» WRITTEN INSTRUCTION:
Please rewrite the records between the lines holding "1 274 11</box>" and "relax-tool-icon[interactable]: ☜ <box>1", inclusive, replacing "interactable" with "clickable" and changing nothing else.

» RECORD SET:

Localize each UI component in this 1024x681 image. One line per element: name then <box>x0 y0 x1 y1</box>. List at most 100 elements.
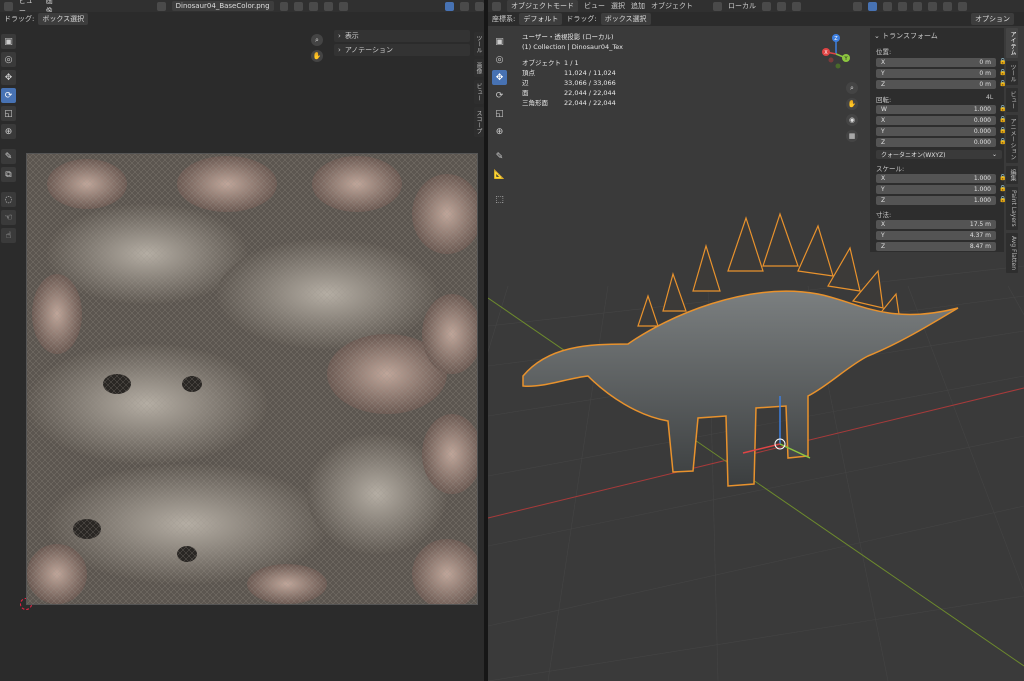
image-name-field[interactable]: Dinosaur04_BaseColor.png <box>171 1 274 11</box>
new-image-icon[interactable] <box>294 1 304 11</box>
pinch-tool-icon[interactable]: ☝ <box>1 228 16 243</box>
menu-object[interactable]: オブジェクト <box>651 1 693 11</box>
shading-rendered-icon[interactable] <box>958 1 967 11</box>
sidetab-edit[interactable]: 編集 <box>1006 166 1018 184</box>
visibility-icon[interactable] <box>853 1 862 11</box>
move-tool-icon[interactable]: ✥ <box>492 70 507 85</box>
camera-icon[interactable]: ◉ <box>846 114 858 126</box>
perspective-grid-icon[interactable]: ▦ <box>846 130 858 142</box>
menu-add[interactable]: 追加 <box>631 1 645 11</box>
uv-texture-image[interactable] <box>26 153 478 605</box>
shading-material-icon[interactable] <box>943 1 952 11</box>
annotation-panel-header[interactable]: › アノテーション <box>334 44 470 56</box>
editor-type-icon[interactable] <box>492 1 501 11</box>
scale-y-field[interactable]: Y 1.000 <box>876 185 996 194</box>
dimensions-z-field[interactable]: Z 8.47 m <box>876 242 996 251</box>
location-y-field[interactable]: Y0 m <box>876 69 996 78</box>
transform-panel: ⌄ トランスフォーム 位置: X0 m Y0 m Z0 m 🔒 🔒 🔒 回転: … <box>870 28 1006 252</box>
menu-view[interactable]: ビュー <box>584 1 605 11</box>
mode-dropdown[interactable]: オブジェクトモード <box>507 0 578 12</box>
select-box-tool-icon[interactable]: ▣ <box>1 34 16 49</box>
relax-tool-icon[interactable]: ☜ <box>1 210 16 225</box>
orientation-icon[interactable] <box>713 1 722 11</box>
location-x-field[interactable]: X0 m <box>876 58 996 67</box>
transform-panel-header[interactable]: ⌄ トランスフォーム <box>874 31 938 41</box>
sidetab-image[interactable]: 画像 <box>474 59 484 77</box>
drag-select-dropdown[interactable]: ボックス選択 <box>38 13 89 25</box>
sidetab-item[interactable]: アイテム <box>1006 28 1018 58</box>
fake-user-icon[interactable] <box>279 1 289 11</box>
sidetab-view[interactable]: ビュー <box>1006 88 1018 112</box>
stat-row: オブジェクト 1 / 1 <box>522 59 579 67</box>
location-label: 位置: <box>876 48 892 56</box>
rotation-w-field[interactable]: W 1.000 <box>876 105 996 114</box>
measure-tool-icon[interactable]: 📐 <box>492 167 507 182</box>
shading-wire-icon[interactable] <box>913 1 922 11</box>
rotation-x-field[interactable]: X 0.000 <box>876 116 996 125</box>
display-panel-header[interactable]: › 表示 <box>334 30 470 42</box>
transform-tool-icon[interactable]: ⊕ <box>1 124 16 139</box>
move-tool-icon[interactable]: ✥ <box>1 70 16 85</box>
rotation-z-field[interactable]: Z 0.000 <box>876 138 996 147</box>
rotation-4l-toggle[interactable]: 4L <box>986 94 993 101</box>
display-channels-icon[interactable] <box>475 1 484 11</box>
sidetab-avg-flatten[interactable]: Avg Flatten <box>1006 232 1018 273</box>
drag-select-dropdown[interactable]: ボックス選択 <box>600 13 651 25</box>
proportional-edit-icon[interactable] <box>792 1 801 11</box>
annotate-tool-icon[interactable]: ✎ <box>492 149 507 164</box>
select-box-tool-icon[interactable]: ▣ <box>492 34 507 49</box>
sidetab-view[interactable]: ビュー <box>474 80 484 104</box>
open-image-icon[interactable] <box>309 1 319 11</box>
sidetab-tool[interactable]: ツール <box>474 32 484 56</box>
pivot-icon[interactable] <box>762 1 771 11</box>
zoom-icon[interactable]: ⌕ <box>311 34 323 46</box>
chevron-right-icon: › <box>338 46 341 54</box>
xray-icon[interactable] <box>898 1 907 11</box>
navigation-gizmo[interactable]: Z Y X <box>814 32 858 76</box>
gizmo-icon[interactable] <box>868 1 877 11</box>
location-z-field[interactable]: Z0 m <box>876 80 996 89</box>
scale-x-field[interactable]: X 1.000 <box>876 174 996 183</box>
transform-tool-icon[interactable]: ⊕ <box>492 124 507 139</box>
dimensions-y-field[interactable]: Y 4.37 m <box>876 231 996 240</box>
menu-select[interactable]: 選択 <box>611 1 625 11</box>
view-name: ユーザー・透視投影 (ローカル) <box>522 33 614 41</box>
rotate-tool-icon[interactable]: ⟳ <box>492 88 507 103</box>
annotate-tool-icon[interactable]: ✎ <box>1 149 16 164</box>
sidetab-paint-layers[interactable]: Paint Layers <box>1006 187 1018 230</box>
coord-dropdown[interactable]: デフォルト <box>519 13 563 25</box>
scale-z-field[interactable]: Z 1.000 <box>876 196 996 205</box>
viewport-sidetabs: アイテム ツール ビュー アニメーション 編集 Paint Layers Avg… <box>1006 28 1018 273</box>
pan-hand-icon[interactable]: ✋ <box>846 98 858 110</box>
image-browse-icon[interactable] <box>156 1 166 11</box>
transform-orientation-dropdown[interactable]: ローカル <box>728 1 756 11</box>
shading-solid-icon[interactable] <box>928 1 937 11</box>
overlay-icon[interactable] <box>883 1 892 11</box>
transform-title: トランスフォーム <box>882 32 938 40</box>
cursor-tool-icon[interactable]: ◎ <box>492 52 507 67</box>
editor-type-icon[interactable] <box>4 1 13 11</box>
scale-tool-icon[interactable]: ◱ <box>492 106 507 121</box>
stat-row: 辺 33,066 / 33,066 <box>522 79 616 87</box>
pan-hand-icon[interactable]: ✋ <box>311 50 323 62</box>
pin-icon[interactable] <box>339 1 349 11</box>
options-dropdown[interactable]: オプション <box>971 13 1014 25</box>
sidetab-tool[interactable]: ツール <box>1006 61 1018 85</box>
scale-tool-icon[interactable]: ◱ <box>1 106 16 121</box>
uv-sync-icon[interactable] <box>445 1 455 11</box>
cursor-tool-icon[interactable]: ◎ <box>1 52 16 67</box>
rotate-tool-icon[interactable]: ⟳ <box>1 88 16 103</box>
zoom-icon[interactable]: ⌕ <box>846 82 858 94</box>
unlink-image-icon[interactable] <box>324 1 334 11</box>
grab-tool-icon[interactable]: ◌ <box>1 192 16 207</box>
rotation-mode-dropdown[interactable]: クォータニオン(WXYZ) ⌄ <box>876 150 1002 159</box>
rotation-y-field[interactable]: Y 0.000 <box>876 127 996 136</box>
snap-icon[interactable] <box>777 1 786 11</box>
sidetab-animation[interactable]: アニメーション <box>1006 115 1018 163</box>
dimensions-x-field[interactable]: X 17.5 m <box>876 220 996 229</box>
sidetab-scopes[interactable]: スコープ <box>474 107 484 137</box>
rip-tool-icon[interactable]: ⧉ <box>1 167 16 182</box>
add-cube-tool-icon[interactable]: ⬚ <box>492 192 507 207</box>
overlay-icon[interactable] <box>460 1 470 11</box>
stat-row: 頂点 11,024 / 11,024 <box>522 69 616 77</box>
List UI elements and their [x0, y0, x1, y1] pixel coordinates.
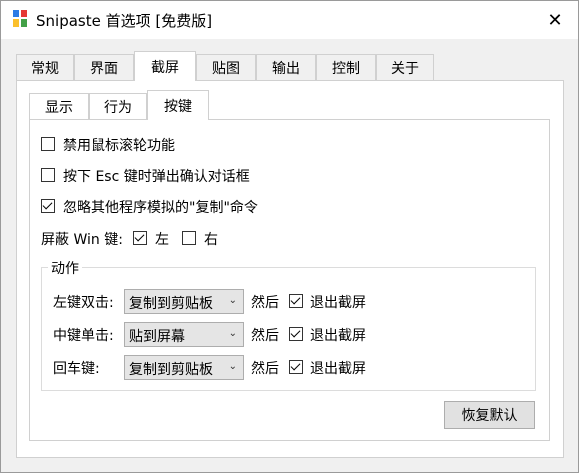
tab-output[interactable]: 输出 [256, 54, 316, 81]
shield-win-right-checkbox[interactable] [182, 231, 196, 245]
title-bar: Snipaste 首选项 [免费版] ✕ [1, 1, 578, 39]
double-click-action-select[interactable]: 复制到剪贴板 ⌄ [124, 289, 244, 314]
ignore-copy-label: 忽略其他程序模拟的"复制"命令 [63, 200, 258, 216]
shield-win-left-label: 左 [155, 232, 169, 248]
tab-snip[interactable]: 截屏 [134, 51, 196, 81]
window-title: Snipaste 首选项 [免费版] [36, 12, 213, 30]
double-click-exit-label: 退出截屏 [310, 295, 366, 311]
subtab-behavior[interactable]: 行为 [89, 93, 147, 120]
enter-key-exit-label: 退出截屏 [310, 361, 366, 377]
double-click-exit-checkbox[interactable] [289, 294, 303, 308]
shield-win-label: 屏蔽 Win 键: [41, 232, 123, 248]
middle-click-action-select[interactable]: 贴到屏幕 ⌄ [124, 322, 244, 347]
disable-wheel-label: 禁用鼠标滚轮功能 [63, 138, 175, 154]
enter-key-exit-checkbox[interactable] [289, 360, 303, 374]
tab-control[interactable]: 控制 [316, 54, 376, 81]
close-icon: ✕ [547, 9, 563, 31]
ignore-copy-checkbox[interactable] [41, 199, 55, 213]
preferences-window: Snipaste 首选项 [免费版] ✕ 常规 界面 截屏 贴图 输出 控制 关… [0, 0, 579, 473]
tab-interface[interactable]: 界面 [74, 54, 134, 81]
enter-key-action-select[interactable]: 复制到剪贴板 ⌄ [124, 355, 244, 380]
esc-confirm-checkbox[interactable] [41, 168, 55, 182]
restore-default-button[interactable]: 恢复默认 [444, 401, 535, 429]
subtab-keys[interactable]: 按键 [147, 90, 209, 120]
chevron-down-icon: ⌄ [228, 328, 237, 339]
then-label: 然后 [251, 328, 279, 344]
then-label: 然后 [251, 295, 279, 311]
subtab-display[interactable]: 显示 [29, 93, 89, 120]
middle-click-label: 中键单击: [53, 328, 114, 344]
enter-key-label: 回车键: [53, 361, 100, 377]
disable-wheel-checkbox[interactable] [41, 137, 55, 151]
chevron-down-icon: ⌄ [228, 361, 237, 372]
esc-confirm-label: 按下 Esc 键时弹出确认对话框 [63, 169, 250, 185]
shield-win-right-label: 右 [204, 232, 218, 248]
tab-general[interactable]: 常规 [16, 54, 74, 81]
double-click-label: 左键双击: [53, 295, 114, 311]
tab-about[interactable]: 关于 [376, 54, 434, 81]
tab-paste[interactable]: 贴图 [196, 54, 256, 81]
actions-group-title: 动作 [48, 258, 82, 278]
shield-win-left-checkbox[interactable] [133, 231, 147, 245]
close-button[interactable]: ✕ [532, 1, 578, 39]
snipaste-app-icon [13, 10, 27, 27]
then-label: 然后 [251, 361, 279, 377]
middle-click-exit-checkbox[interactable] [289, 327, 303, 341]
chevron-down-icon: ⌄ [228, 295, 237, 306]
middle-click-exit-label: 退出截屏 [310, 328, 366, 344]
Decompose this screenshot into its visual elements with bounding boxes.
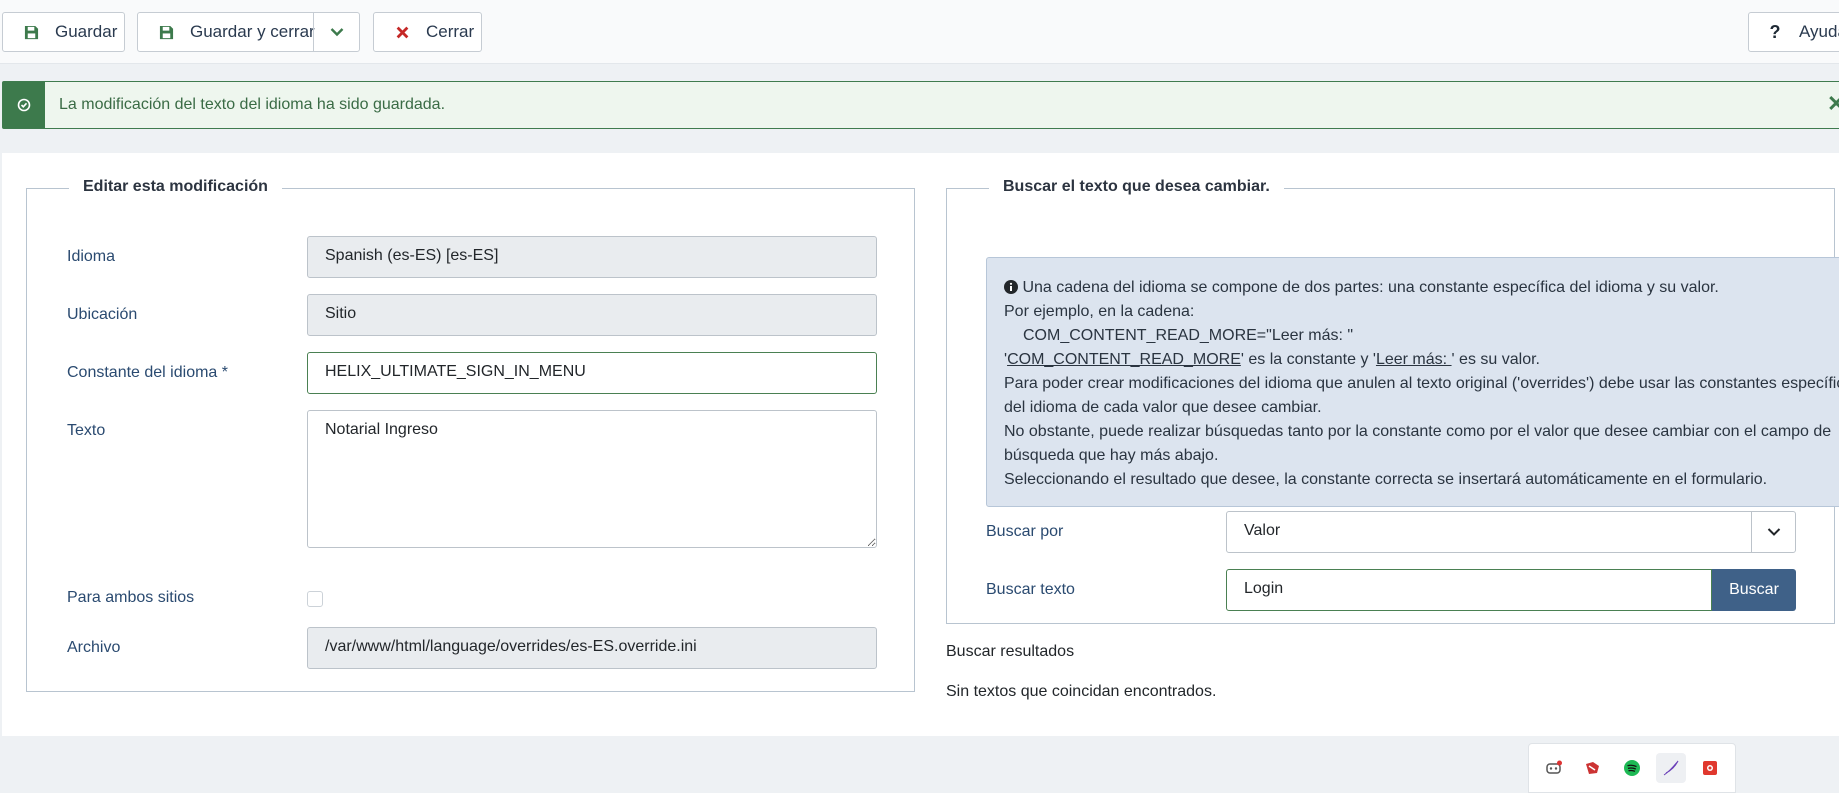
file-field: /var/www/html/language/overrides/es-ES.o… bbox=[307, 627, 877, 669]
search-by-value: Valor bbox=[1244, 522, 1281, 539]
info-line-6: No obstante, puede realizar búsquedas ta… bbox=[1004, 423, 1832, 464]
text-label: Texto bbox=[67, 422, 106, 439]
example-constant-link: COM_CONTENT_READ_MORE bbox=[1007, 351, 1241, 368]
close-button[interactable]: Cerrar bbox=[373, 12, 482, 52]
save-button-label: Guardar bbox=[55, 22, 118, 41]
info-box: Una cadena del idioma se compone de dos … bbox=[986, 257, 1839, 507]
file-label: Archivo bbox=[67, 639, 121, 656]
search-results-label: Buscar resultados bbox=[946, 643, 1075, 660]
search-button[interactable]: Buscar bbox=[1712, 569, 1796, 611]
language-constant-label: Constante del idioma * bbox=[67, 364, 228, 381]
floppy-disk-icon bbox=[21, 25, 41, 40]
screen-record-icon[interactable] bbox=[1695, 753, 1725, 783]
alert-message: La modificación del texto del idioma ha … bbox=[59, 96, 446, 113]
save-button[interactable]: Guardar bbox=[2, 12, 125, 52]
no-results-text: Sin textos que coincidan encontrados. bbox=[946, 683, 1217, 700]
chevron-down-icon bbox=[330, 28, 343, 37]
check-circle-icon bbox=[3, 82, 45, 128]
save-options-dropdown-toggle[interactable] bbox=[313, 13, 360, 51]
save-and-close-label: Guardar y cerrar bbox=[190, 22, 315, 41]
info-line-5: Para poder crear modificaciones del idio… bbox=[1004, 375, 1839, 416]
location-label: Ubicación bbox=[67, 306, 138, 323]
help-button-label: Ayuda bbox=[1799, 22, 1839, 41]
robot-icon[interactable] bbox=[1539, 753, 1569, 783]
language-constant-input[interactable]: HELIX_ULTIMATE_SIGN_IN_MENU bbox=[307, 352, 877, 394]
language-field: Spanish (es-ES) [es-ES] bbox=[307, 236, 877, 278]
save-and-close-button[interactable]: Guardar y cerrar bbox=[137, 12, 360, 52]
search-text-input[interactable]: Login bbox=[1226, 569, 1712, 611]
info-line-7: Seleccionando el resultado que desee, la… bbox=[1004, 471, 1768, 488]
browser-extension-tray bbox=[1528, 743, 1736, 793]
feather-icon[interactable] bbox=[1655, 753, 1686, 783]
close-button-label: Cerrar bbox=[426, 22, 475, 41]
location-field: Sitio bbox=[307, 294, 877, 336]
search-text-label: Buscar texto bbox=[986, 581, 1075, 598]
search-by-label: Buscar por bbox=[986, 523, 1064, 540]
both-sites-label: Para ambos sitios bbox=[67, 589, 195, 606]
info-line-4: 'COM_CONTENT_READ_MORE' es la constante … bbox=[1004, 351, 1540, 368]
search-by-select[interactable]: Valor bbox=[1226, 511, 1796, 553]
edit-override-fieldset: Editar esta modificación Idioma Spanish … bbox=[26, 178, 915, 692]
help-button[interactable]: ? Ayuda bbox=[1748, 12, 1839, 52]
spotify-icon[interactable] bbox=[1617, 753, 1647, 783]
edit-override-legend: Editar esta modificación bbox=[69, 178, 282, 196]
info-line-1: Una cadena del idioma se compone de dos … bbox=[1018, 279, 1719, 296]
toolbar: Guardar Guardar y cerrar Cerrar ? Ayuda bbox=[0, 0, 1839, 64]
alert-close-icon[interactable]: ✕ bbox=[1827, 91, 1839, 117]
both-sites-checkbox[interactable] bbox=[307, 591, 323, 607]
example-value-link: Leer más: bbox=[1375, 351, 1452, 368]
search-text-legend: Buscar el texto que desea cambiar. bbox=[989, 178, 1284, 196]
close-x-icon bbox=[392, 26, 412, 39]
info-line-3: COM_CONTENT_READ_MORE="Leer más: " bbox=[1023, 327, 1354, 344]
text-textarea[interactable]: Notarial Ingreso bbox=[307, 410, 877, 548]
main-panel: Editar esta modificación Idioma Spanish … bbox=[2, 153, 1839, 736]
language-label: Idioma bbox=[67, 248, 116, 265]
success-alert: La modificación del texto del idioma ha … bbox=[2, 81, 1839, 129]
chevron-down-icon bbox=[1751, 512, 1795, 552]
puzzle-icon[interactable] bbox=[1578, 753, 1608, 783]
floppy-disk-icon bbox=[156, 25, 176, 40]
question-mark-icon: ? bbox=[1769, 21, 1781, 42]
info-line-2: Por ejemplo, en la cadena: bbox=[1004, 303, 1195, 320]
info-icon bbox=[1004, 280, 1018, 294]
search-text-fieldset: Buscar el texto que desea cambiar. Una c… bbox=[946, 178, 1839, 624]
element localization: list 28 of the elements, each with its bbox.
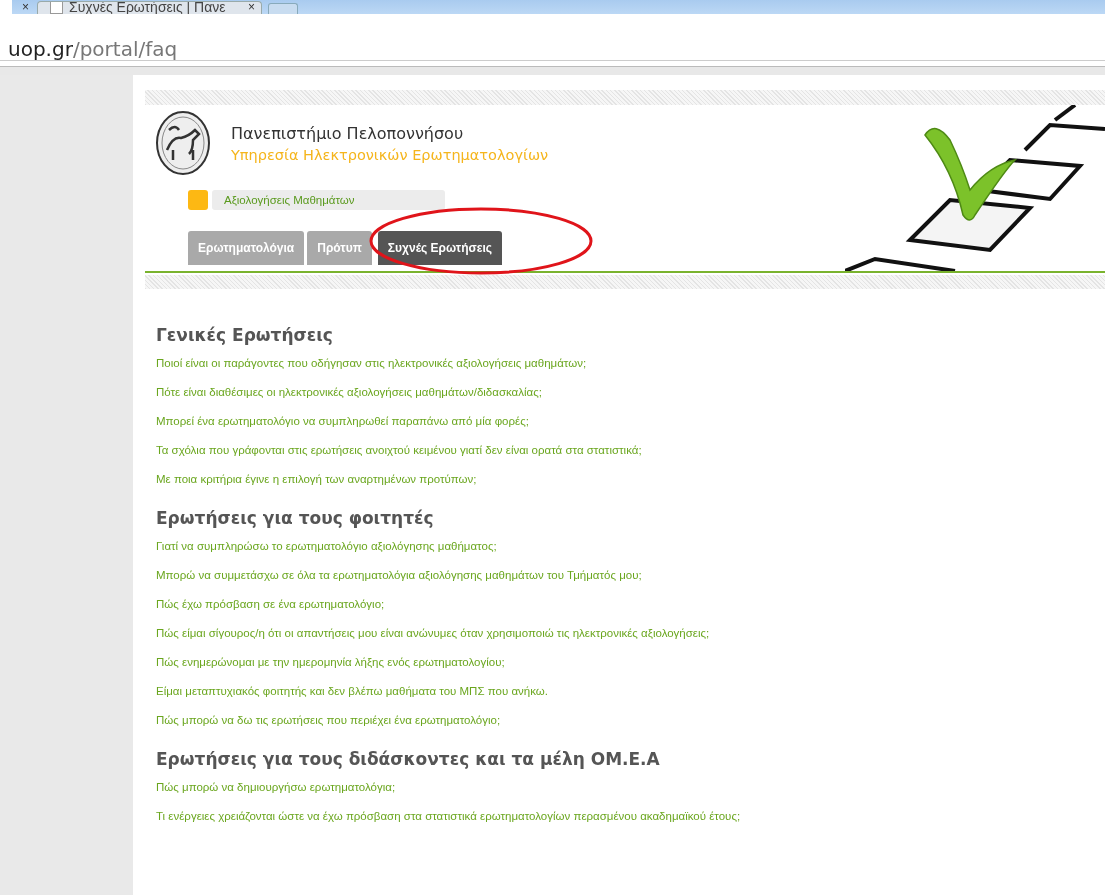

» FINAL RESULT:
image-name-field[clickable]: Dinosaur04_BaseColor.png <box>171 1 274 11</box>
new-image-icon[clickable] <box>294 1 304 11</box>
pinch-tool-icon[clickable]: ☝ <box>1 228 16 243</box>
menu-object[clickable]: オブジェクト <box>651 1 693 11</box>
shading-rendered-icon[clickable] <box>958 1 967 11</box>
sidetab-edit[clickable]: 編集 <box>1006 166 1018 184</box>
visibility-icon[clickable] <box>853 1 862 11</box>
move-tool-icon[clickable]: ✥ <box>492 70 507 85</box>
camera-icon[clickable]: ◉ <box>846 114 858 126</box>
perspective-grid-icon[clickable]: ▦ <box>846 130 858 142</box>
menu-add[clickable]: 追加 <box>631 1 645 11</box>
uv-texture-image[clickable] <box>26 153 478 605</box>
shading-material-icon[clickable] <box>943 1 952 11</box>
annotation-panel-header[clickable]: › アノテーション <box>334 44 470 56</box>
editor-type-icon[clickable] <box>492 1 501 11</box>
scale-y-field[clickable]: Y 1.000 <box>876 185 996 194</box>
dimensions-z-field[clickable]: Z 8.47 m <box>876 242 996 251</box>
location-y-field[clickable]: Y0 m <box>876 69 996 78</box>
transform-panel: ⌄ トランスフォーム 位置: X0 m Y0 m Z0 m 🔒 🔒 🔒 回転: … <box>870 28 1006 252</box>
menu-view[clickable]: ビュー <box>584 1 605 11</box>
mode-dropdown[clickable]: オブジェクトモード <box>507 0 578 12</box>
select-box-tool-icon[clickable]: ▣ <box>1 34 16 49</box>
relax-tool-icon[clickable]: ☜ <box>1 210 16 225</box>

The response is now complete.